▶ _DESCRIPTION OF THE TASK_
Transcribe the material in full. Nothing should differ except that the pictures are left out.

▶ _SUPPLIED DATA_
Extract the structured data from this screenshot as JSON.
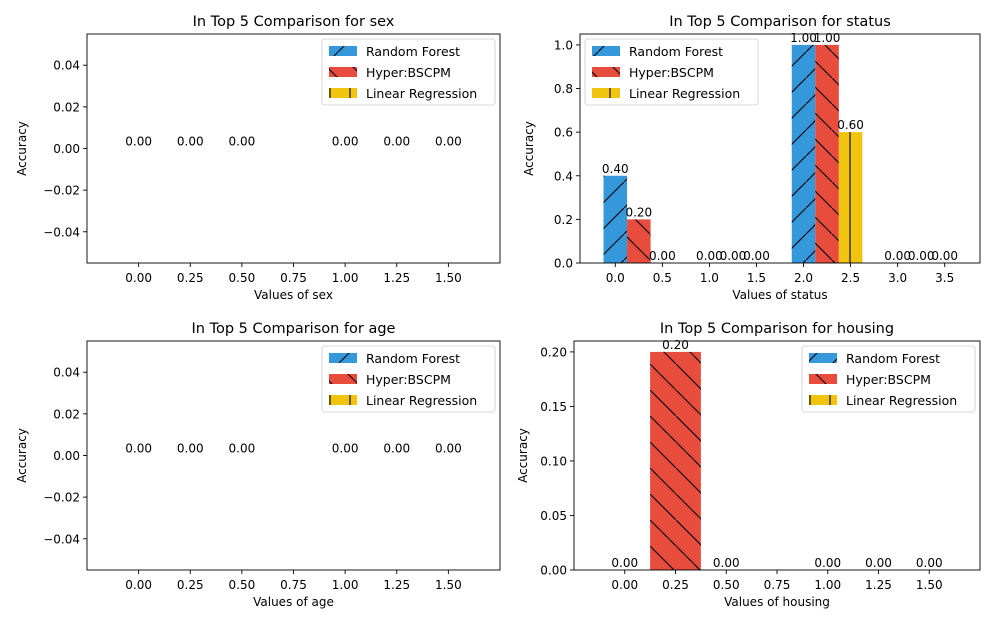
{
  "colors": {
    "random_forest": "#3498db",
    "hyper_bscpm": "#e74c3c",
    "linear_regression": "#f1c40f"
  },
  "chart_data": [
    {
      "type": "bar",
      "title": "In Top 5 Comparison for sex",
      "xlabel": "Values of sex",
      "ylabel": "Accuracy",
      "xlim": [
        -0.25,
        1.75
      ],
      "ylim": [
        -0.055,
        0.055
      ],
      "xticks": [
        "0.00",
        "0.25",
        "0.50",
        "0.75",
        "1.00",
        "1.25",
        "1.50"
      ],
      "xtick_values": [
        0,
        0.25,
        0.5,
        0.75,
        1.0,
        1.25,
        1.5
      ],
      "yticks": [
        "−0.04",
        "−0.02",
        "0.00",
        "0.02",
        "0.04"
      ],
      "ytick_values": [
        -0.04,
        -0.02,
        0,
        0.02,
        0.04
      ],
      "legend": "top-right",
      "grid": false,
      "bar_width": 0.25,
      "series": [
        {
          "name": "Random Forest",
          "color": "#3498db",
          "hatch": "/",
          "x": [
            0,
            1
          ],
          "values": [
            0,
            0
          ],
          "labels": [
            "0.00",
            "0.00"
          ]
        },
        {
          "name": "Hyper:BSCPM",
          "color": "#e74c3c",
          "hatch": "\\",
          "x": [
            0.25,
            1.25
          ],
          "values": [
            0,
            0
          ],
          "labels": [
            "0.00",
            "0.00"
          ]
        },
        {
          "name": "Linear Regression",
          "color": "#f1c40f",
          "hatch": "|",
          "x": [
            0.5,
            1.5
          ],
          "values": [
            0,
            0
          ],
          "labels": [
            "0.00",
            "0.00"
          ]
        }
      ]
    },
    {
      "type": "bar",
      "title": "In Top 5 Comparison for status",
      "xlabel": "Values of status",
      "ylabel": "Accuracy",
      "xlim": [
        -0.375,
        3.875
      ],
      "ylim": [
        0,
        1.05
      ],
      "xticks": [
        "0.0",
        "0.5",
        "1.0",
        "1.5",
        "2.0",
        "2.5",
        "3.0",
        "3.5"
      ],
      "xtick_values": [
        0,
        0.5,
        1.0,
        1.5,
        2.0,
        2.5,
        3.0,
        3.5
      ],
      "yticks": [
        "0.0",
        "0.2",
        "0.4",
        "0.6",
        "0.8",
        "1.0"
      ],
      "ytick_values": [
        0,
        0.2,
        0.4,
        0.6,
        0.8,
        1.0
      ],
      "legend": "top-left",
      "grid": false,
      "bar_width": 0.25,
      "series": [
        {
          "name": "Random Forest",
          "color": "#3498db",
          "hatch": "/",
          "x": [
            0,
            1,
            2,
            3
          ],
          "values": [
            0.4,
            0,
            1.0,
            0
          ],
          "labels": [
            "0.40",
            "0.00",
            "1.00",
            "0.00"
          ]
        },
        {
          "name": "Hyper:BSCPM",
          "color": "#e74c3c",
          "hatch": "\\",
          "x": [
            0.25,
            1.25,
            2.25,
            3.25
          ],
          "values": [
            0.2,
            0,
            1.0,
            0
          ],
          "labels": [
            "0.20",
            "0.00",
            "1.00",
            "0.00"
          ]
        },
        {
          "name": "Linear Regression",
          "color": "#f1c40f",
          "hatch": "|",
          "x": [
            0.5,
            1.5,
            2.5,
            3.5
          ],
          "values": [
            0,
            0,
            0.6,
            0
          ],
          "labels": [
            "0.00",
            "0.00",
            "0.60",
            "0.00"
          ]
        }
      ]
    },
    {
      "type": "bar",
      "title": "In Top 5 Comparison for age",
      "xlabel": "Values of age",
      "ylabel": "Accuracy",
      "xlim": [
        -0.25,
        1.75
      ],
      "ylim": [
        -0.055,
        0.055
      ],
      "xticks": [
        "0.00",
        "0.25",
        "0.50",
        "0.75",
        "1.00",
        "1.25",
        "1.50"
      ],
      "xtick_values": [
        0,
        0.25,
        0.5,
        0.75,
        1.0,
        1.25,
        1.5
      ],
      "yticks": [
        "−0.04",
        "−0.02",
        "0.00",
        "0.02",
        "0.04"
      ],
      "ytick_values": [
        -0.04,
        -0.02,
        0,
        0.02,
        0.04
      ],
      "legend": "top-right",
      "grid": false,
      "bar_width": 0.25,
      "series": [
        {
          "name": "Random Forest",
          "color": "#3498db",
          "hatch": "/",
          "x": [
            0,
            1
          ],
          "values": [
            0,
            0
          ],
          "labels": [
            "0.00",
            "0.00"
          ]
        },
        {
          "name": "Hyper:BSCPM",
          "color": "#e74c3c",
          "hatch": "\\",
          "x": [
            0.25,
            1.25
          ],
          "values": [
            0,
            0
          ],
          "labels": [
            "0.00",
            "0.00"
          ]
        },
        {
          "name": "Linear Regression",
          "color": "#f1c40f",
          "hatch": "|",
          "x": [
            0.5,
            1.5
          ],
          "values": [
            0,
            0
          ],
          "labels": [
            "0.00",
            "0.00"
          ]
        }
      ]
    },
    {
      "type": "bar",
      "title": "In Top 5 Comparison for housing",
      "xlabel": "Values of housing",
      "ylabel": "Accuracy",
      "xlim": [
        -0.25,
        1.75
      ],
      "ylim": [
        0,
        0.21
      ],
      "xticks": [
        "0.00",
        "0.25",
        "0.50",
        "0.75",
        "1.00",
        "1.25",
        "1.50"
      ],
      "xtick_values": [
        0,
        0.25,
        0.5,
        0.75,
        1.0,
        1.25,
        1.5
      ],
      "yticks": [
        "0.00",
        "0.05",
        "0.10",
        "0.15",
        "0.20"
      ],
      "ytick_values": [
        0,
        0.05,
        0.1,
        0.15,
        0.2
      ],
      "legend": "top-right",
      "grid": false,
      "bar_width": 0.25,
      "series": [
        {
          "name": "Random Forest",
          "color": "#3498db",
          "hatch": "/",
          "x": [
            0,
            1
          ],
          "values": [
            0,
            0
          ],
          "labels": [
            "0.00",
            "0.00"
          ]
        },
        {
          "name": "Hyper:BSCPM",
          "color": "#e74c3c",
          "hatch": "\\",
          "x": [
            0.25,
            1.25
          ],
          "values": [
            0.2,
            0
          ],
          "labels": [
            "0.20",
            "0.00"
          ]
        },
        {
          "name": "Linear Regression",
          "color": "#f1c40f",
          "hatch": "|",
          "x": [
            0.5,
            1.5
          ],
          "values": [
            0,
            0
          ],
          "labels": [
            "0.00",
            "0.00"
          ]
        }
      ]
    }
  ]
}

▶ _EXERCISE RESULT_
Extract the structured data from this screenshot as JSON.
{
  "colors": {
    "random_forest": "#3498db",
    "hyper_bscpm": "#e74c3c",
    "linear_regression": "#f1c40f"
  },
  "chart_data": [
    {
      "type": "bar",
      "title": "In Top 5 Comparison for sex",
      "xlabel": "Values of sex",
      "ylabel": "Accuracy",
      "xlim": [
        -0.25,
        1.75
      ],
      "ylim": [
        -0.055,
        0.055
      ],
      "xticks": [
        "0.00",
        "0.25",
        "0.50",
        "0.75",
        "1.00",
        "1.25",
        "1.50"
      ],
      "xtick_values": [
        0,
        0.25,
        0.5,
        0.75,
        1.0,
        1.25,
        1.5
      ],
      "yticks": [
        "−0.04",
        "−0.02",
        "0.00",
        "0.02",
        "0.04"
      ],
      "ytick_values": [
        -0.04,
        -0.02,
        0,
        0.02,
        0.04
      ],
      "legend": "top-right",
      "grid": false,
      "bar_width": 0.25,
      "series": [
        {
          "name": "Random Forest",
          "color": "#3498db",
          "hatch": "/",
          "x": [
            0,
            1
          ],
          "values": [
            0,
            0
          ],
          "labels": [
            "0.00",
            "0.00"
          ]
        },
        {
          "name": "Hyper:BSCPM",
          "color": "#e74c3c",
          "hatch": "\\",
          "x": [
            0.25,
            1.25
          ],
          "values": [
            0,
            0
          ],
          "labels": [
            "0.00",
            "0.00"
          ]
        },
        {
          "name": "Linear Regression",
          "color": "#f1c40f",
          "hatch": "|",
          "x": [
            0.5,
            1.5
          ],
          "values": [
            0,
            0
          ],
          "labels": [
            "0.00",
            "0.00"
          ]
        }
      ]
    },
    {
      "type": "bar",
      "title": "In Top 5 Comparison for status",
      "xlabel": "Values of status",
      "ylabel": "Accuracy",
      "xlim": [
        -0.375,
        3.875
      ],
      "ylim": [
        0,
        1.05
      ],
      "xticks": [
        "0.0",
        "0.5",
        "1.0",
        "1.5",
        "2.0",
        "2.5",
        "3.0",
        "3.5"
      ],
      "xtick_values": [
        0,
        0.5,
        1.0,
        1.5,
        2.0,
        2.5,
        3.0,
        3.5
      ],
      "yticks": [
        "0.0",
        "0.2",
        "0.4",
        "0.6",
        "0.8",
        "1.0"
      ],
      "ytick_values": [
        0,
        0.2,
        0.4,
        0.6,
        0.8,
        1.0
      ],
      "legend": "top-left",
      "grid": false,
      "bar_width": 0.25,
      "series": [
        {
          "name": "Random Forest",
          "color": "#3498db",
          "hatch": "/",
          "x": [
            0,
            1,
            2,
            3
          ],
          "values": [
            0.4,
            0,
            1.0,
            0
          ],
          "labels": [
            "0.40",
            "0.00",
            "1.00",
            "0.00"
          ]
        },
        {
          "name": "Hyper:BSCPM",
          "color": "#e74c3c",
          "hatch": "\\",
          "x": [
            0.25,
            1.25,
            2.25,
            3.25
          ],
          "values": [
            0.2,
            0,
            1.0,
            0
          ],
          "labels": [
            "0.20",
            "0.00",
            "1.00",
            "0.00"
          ]
        },
        {
          "name": "Linear Regression",
          "color": "#f1c40f",
          "hatch": "|",
          "x": [
            0.5,
            1.5,
            2.5,
            3.5
          ],
          "values": [
            0,
            0,
            0.6,
            0
          ],
          "labels": [
            "0.00",
            "0.00",
            "0.60",
            "0.00"
          ]
        }
      ]
    },
    {
      "type": "bar",
      "title": "In Top 5 Comparison for age",
      "xlabel": "Values of age",
      "ylabel": "Accuracy",
      "xlim": [
        -0.25,
        1.75
      ],
      "ylim": [
        -0.055,
        0.055
      ],
      "xticks": [
        "0.00",
        "0.25",
        "0.50",
        "0.75",
        "1.00",
        "1.25",
        "1.50"
      ],
      "xtick_values": [
        0,
        0.25,
        0.5,
        0.75,
        1.0,
        1.25,
        1.5
      ],
      "yticks": [
        "−0.04",
        "−0.02",
        "0.00",
        "0.02",
        "0.04"
      ],
      "ytick_values": [
        -0.04,
        -0.02,
        0,
        0.02,
        0.04
      ],
      "legend": "top-right",
      "grid": false,
      "bar_width": 0.25,
      "series": [
        {
          "name": "Random Forest",
          "color": "#3498db",
          "hatch": "/",
          "x": [
            0,
            1
          ],
          "values": [
            0,
            0
          ],
          "labels": [
            "0.00",
            "0.00"
          ]
        },
        {
          "name": "Hyper:BSCPM",
          "color": "#e74c3c",
          "hatch": "\\",
          "x": [
            0.25,
            1.25
          ],
          "values": [
            0,
            0
          ],
          "labels": [
            "0.00",
            "0.00"
          ]
        },
        {
          "name": "Linear Regression",
          "color": "#f1c40f",
          "hatch": "|",
          "x": [
            0.5,
            1.5
          ],
          "values": [
            0,
            0
          ],
          "labels": [
            "0.00",
            "0.00"
          ]
        }
      ]
    },
    {
      "type": "bar",
      "title": "In Top 5 Comparison for housing",
      "xlabel": "Values of housing",
      "ylabel": "Accuracy",
      "xlim": [
        -0.25,
        1.75
      ],
      "ylim": [
        0,
        0.21
      ],
      "xticks": [
        "0.00",
        "0.25",
        "0.50",
        "0.75",
        "1.00",
        "1.25",
        "1.50"
      ],
      "xtick_values": [
        0,
        0.25,
        0.5,
        0.75,
        1.0,
        1.25,
        1.5
      ],
      "yticks": [
        "0.00",
        "0.05",
        "0.10",
        "0.15",
        "0.20"
      ],
      "ytick_values": [
        0,
        0.05,
        0.1,
        0.15,
        0.2
      ],
      "legend": "top-right",
      "grid": false,
      "bar_width": 0.25,
      "series": [
        {
          "name": "Random Forest",
          "color": "#3498db",
          "hatch": "/",
          "x": [
            0,
            1
          ],
          "values": [
            0,
            0
          ],
          "labels": [
            "0.00",
            "0.00"
          ]
        },
        {
          "name": "Hyper:BSCPM",
          "color": "#e74c3c",
          "hatch": "\\",
          "x": [
            0.25,
            1.25
          ],
          "values": [
            0.2,
            0
          ],
          "labels": [
            "0.20",
            "0.00"
          ]
        },
        {
          "name": "Linear Regression",
          "color": "#f1c40f",
          "hatch": "|",
          "x": [
            0.5,
            1.5
          ],
          "values": [
            0,
            0
          ],
          "labels": [
            "0.00",
            "0.00"
          ]
        }
      ]
    }
  ]
}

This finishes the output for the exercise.